- _EXCERPTED RECORDS_:

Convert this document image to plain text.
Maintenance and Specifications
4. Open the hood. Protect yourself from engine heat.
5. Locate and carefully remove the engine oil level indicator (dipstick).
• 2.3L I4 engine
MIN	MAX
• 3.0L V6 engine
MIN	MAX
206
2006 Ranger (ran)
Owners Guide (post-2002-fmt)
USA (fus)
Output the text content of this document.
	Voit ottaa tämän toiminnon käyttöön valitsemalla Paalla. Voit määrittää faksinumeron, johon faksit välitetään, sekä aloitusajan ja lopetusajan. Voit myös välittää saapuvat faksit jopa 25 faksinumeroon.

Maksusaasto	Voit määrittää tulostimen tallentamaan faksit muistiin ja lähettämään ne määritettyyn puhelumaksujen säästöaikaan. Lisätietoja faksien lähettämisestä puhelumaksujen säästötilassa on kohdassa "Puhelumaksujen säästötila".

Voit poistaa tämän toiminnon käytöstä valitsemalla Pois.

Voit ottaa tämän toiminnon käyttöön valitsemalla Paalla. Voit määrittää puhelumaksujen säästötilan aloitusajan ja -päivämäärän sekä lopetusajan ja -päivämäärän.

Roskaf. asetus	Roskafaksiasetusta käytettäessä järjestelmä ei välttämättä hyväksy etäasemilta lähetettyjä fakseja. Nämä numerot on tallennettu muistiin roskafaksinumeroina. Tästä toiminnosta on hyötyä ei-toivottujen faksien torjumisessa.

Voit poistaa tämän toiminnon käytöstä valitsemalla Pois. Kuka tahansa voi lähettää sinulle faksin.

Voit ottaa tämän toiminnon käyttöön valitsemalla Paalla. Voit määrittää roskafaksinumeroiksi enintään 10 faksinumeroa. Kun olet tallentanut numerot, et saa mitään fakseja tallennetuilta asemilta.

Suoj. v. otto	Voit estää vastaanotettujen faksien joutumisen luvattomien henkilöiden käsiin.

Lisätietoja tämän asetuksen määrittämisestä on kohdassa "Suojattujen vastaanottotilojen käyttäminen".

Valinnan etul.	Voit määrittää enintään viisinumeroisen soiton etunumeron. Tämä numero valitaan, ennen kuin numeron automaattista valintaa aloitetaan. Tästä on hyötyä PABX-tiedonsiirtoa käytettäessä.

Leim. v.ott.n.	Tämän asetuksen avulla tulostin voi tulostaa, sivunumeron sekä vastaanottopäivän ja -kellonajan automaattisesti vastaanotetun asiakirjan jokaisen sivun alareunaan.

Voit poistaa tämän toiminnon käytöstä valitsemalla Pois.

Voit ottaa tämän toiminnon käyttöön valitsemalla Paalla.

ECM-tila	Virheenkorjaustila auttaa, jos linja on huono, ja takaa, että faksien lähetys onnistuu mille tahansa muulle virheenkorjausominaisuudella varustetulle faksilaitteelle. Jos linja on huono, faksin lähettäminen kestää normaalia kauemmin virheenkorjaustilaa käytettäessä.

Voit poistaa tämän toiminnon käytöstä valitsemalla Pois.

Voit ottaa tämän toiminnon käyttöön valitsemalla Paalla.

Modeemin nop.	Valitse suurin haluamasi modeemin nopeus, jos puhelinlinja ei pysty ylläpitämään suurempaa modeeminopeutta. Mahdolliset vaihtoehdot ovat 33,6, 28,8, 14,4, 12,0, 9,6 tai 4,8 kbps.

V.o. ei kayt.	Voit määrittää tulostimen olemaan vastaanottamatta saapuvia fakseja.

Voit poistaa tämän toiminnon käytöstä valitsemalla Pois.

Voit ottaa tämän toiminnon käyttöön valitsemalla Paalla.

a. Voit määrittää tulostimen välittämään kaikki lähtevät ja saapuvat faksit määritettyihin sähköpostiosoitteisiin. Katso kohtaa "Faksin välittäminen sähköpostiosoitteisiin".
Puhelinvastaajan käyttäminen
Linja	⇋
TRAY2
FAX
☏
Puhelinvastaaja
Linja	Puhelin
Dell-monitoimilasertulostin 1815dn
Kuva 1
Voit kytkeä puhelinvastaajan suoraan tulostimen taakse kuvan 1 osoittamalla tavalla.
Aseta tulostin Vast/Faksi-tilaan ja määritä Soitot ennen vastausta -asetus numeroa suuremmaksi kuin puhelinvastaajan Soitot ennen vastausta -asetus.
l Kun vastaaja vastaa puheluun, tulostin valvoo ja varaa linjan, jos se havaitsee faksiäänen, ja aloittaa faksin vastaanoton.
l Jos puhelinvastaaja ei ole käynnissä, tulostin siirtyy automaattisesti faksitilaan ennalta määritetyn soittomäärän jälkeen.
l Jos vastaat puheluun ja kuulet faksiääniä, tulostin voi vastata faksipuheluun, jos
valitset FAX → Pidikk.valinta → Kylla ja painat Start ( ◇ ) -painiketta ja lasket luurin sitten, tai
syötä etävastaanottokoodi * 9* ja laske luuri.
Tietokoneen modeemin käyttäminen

- _WORK REQUIRED_: In the records above, how many lines contain the word "asetuksen"? Give the number alone.

- _RESULT BELOW_: 2